## TEXT PASSAGE
This evidence evinces that District "took . . . affirmative steps . . . to address the incidents of harassment involving [Student]" and "does not give rise to an inference that [District] was deliberately indifferent to [Student's] situation or that it had an attitude of permissiveness that amounted to discrimination." S.S. v. E. Ky. Univ., 532 F.3d 445, 455-56 (6th Cir. 2008). Therefore, this portion of District's motion is GRANTED.
For the stated reasons, the ALJ's Decision is AFFIRMED,*fn2
and District's summary judgment motion is GRANTED. Judgment
shall be entered in favor of Defendant.

## TO DO
- A) How would you sum up the court passage in two sentences?
- B) Which rulings does the court passage announce, whether something granted, affirmed, or ordered?
- C) Can you reproduce the court passage word for word, beginning at the words "For the stated" and stopping after "favor of Defendant."?
Answer from the court passage by itself.

## RECORDS
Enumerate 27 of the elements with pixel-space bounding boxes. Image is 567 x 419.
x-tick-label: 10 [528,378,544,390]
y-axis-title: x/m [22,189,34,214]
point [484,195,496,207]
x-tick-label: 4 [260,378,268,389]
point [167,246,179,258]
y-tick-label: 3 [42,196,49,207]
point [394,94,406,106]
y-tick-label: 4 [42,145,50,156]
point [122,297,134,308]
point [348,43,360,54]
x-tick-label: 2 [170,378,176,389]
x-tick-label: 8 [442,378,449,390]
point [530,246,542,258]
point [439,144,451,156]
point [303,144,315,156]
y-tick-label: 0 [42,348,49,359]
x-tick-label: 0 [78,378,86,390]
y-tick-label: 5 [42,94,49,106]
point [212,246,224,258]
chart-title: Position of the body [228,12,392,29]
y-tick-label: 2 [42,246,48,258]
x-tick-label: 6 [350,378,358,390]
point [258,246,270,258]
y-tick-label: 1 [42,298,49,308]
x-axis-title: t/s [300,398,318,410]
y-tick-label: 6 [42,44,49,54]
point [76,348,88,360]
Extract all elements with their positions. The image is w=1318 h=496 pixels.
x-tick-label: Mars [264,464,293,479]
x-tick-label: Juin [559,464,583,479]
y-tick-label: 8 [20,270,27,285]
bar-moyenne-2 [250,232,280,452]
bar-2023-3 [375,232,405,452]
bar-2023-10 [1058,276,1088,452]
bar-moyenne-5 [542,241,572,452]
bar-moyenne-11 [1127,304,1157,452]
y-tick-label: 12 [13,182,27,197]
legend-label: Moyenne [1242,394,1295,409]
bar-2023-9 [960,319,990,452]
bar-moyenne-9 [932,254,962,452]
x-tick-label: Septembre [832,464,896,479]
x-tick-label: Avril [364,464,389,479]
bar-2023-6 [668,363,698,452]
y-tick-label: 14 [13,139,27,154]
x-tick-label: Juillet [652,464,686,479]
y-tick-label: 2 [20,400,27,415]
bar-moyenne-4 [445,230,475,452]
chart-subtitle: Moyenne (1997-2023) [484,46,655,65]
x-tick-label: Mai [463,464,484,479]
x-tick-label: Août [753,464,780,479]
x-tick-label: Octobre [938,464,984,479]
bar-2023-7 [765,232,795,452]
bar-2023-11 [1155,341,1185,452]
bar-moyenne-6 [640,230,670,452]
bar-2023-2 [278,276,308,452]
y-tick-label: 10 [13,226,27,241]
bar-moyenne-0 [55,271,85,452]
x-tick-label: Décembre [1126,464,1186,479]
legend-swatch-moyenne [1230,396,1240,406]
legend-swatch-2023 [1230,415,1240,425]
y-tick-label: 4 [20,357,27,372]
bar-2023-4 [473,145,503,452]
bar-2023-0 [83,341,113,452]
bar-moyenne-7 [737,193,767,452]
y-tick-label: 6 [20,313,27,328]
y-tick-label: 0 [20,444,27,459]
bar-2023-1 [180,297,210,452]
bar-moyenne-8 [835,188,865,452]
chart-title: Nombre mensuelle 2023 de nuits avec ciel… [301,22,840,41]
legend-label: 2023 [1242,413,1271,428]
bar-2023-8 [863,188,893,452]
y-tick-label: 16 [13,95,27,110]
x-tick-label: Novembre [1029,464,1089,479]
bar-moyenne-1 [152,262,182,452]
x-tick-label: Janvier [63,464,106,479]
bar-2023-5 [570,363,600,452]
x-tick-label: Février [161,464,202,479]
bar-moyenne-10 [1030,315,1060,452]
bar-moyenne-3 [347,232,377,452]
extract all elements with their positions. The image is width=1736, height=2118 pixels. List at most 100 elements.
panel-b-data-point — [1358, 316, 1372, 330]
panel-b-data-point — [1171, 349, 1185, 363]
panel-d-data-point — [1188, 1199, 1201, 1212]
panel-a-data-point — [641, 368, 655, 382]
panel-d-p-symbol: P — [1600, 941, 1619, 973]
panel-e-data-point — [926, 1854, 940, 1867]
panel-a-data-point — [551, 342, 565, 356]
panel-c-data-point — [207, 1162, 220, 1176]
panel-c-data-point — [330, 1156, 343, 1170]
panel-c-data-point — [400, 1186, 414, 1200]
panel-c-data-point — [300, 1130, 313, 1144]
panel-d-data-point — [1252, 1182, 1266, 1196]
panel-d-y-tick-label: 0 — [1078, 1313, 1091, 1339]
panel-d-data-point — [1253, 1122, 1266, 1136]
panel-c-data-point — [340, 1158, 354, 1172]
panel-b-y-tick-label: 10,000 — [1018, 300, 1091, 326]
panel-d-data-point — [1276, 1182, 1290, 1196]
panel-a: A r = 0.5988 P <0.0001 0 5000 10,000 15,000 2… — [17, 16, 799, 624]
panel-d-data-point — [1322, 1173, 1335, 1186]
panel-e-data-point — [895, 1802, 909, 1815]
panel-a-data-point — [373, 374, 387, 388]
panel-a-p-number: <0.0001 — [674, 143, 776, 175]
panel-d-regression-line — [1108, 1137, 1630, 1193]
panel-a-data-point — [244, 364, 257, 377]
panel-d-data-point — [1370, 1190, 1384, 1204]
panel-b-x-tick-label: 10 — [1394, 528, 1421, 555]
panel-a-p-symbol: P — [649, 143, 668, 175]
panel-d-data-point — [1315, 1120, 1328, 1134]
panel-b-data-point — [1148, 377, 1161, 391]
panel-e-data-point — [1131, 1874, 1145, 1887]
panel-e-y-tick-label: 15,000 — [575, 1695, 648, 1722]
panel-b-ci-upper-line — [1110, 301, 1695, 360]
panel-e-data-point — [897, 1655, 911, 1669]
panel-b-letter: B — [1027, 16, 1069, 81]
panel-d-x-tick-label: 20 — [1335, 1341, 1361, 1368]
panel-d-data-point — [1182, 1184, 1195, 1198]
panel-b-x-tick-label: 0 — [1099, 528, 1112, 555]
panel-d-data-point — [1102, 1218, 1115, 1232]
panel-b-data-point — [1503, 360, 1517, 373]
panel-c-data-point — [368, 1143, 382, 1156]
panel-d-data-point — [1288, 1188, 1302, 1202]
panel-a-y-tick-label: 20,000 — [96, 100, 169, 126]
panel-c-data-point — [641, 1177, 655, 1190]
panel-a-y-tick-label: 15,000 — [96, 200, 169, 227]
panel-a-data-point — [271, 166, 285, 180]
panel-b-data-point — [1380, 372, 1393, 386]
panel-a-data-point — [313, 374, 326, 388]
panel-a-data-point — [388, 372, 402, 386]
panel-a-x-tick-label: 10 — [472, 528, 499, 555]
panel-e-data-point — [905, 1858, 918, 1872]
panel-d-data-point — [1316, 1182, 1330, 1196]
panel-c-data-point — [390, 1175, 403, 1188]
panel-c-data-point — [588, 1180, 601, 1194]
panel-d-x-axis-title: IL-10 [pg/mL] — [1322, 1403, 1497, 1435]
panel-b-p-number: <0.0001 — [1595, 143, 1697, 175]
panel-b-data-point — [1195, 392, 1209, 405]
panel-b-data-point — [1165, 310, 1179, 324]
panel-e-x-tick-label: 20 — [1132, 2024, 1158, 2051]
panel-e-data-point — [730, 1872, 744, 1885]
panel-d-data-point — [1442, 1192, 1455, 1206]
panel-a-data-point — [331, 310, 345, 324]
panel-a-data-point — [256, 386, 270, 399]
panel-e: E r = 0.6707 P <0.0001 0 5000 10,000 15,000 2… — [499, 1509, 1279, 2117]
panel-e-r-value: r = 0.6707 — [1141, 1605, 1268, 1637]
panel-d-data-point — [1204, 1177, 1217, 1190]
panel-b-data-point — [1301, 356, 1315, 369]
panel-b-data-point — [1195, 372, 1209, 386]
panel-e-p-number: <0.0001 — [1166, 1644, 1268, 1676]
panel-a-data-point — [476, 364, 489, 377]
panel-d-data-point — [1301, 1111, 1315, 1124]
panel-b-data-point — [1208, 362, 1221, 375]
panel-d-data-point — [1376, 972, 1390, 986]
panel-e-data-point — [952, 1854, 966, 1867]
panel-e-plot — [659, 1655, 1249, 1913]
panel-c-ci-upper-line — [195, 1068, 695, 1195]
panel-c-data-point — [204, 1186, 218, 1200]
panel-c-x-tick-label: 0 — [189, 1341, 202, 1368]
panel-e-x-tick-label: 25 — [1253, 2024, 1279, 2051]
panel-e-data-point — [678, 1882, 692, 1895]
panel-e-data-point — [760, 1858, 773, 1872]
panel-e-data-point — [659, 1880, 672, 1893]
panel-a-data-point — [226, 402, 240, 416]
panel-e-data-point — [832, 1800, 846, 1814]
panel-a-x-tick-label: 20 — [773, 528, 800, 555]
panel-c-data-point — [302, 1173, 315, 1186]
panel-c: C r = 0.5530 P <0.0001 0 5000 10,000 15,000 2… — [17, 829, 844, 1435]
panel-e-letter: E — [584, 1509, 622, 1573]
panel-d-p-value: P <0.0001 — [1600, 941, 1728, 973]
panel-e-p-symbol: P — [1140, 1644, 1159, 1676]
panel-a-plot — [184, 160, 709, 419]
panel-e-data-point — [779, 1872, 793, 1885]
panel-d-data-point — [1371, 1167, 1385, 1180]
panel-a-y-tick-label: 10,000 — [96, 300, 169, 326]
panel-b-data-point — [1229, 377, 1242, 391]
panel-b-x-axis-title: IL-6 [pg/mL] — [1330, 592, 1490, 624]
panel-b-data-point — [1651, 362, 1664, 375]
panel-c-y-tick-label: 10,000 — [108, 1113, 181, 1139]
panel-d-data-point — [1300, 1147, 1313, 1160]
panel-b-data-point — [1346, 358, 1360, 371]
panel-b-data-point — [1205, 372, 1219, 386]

## EXERCISE RESPONSES
- A) The evidence shows that District took affirmative steps to address the harassment involving Student and does not suggest that District was deliberately indifferent or had a permissive attitude amounting to discrimination, so that portion of District's motion is granted. The ALJ's Decision is affirmed, District's summary judgment motion is granted, and judgment will be entered in favor of Defendant.

- B)
- This portion of District's motion is granted.
- The ALJ's Decision is affirmed.
- District's summary judgment motion is granted.
- Judgment shall be entered in favor of Defendant.

- C)
For the stated reasons, the ALJ's Decision is AFFIRMED,*fn2
and District's summary judgment motion is GRANTED. Judgment
shall be entered in favor of Defendant.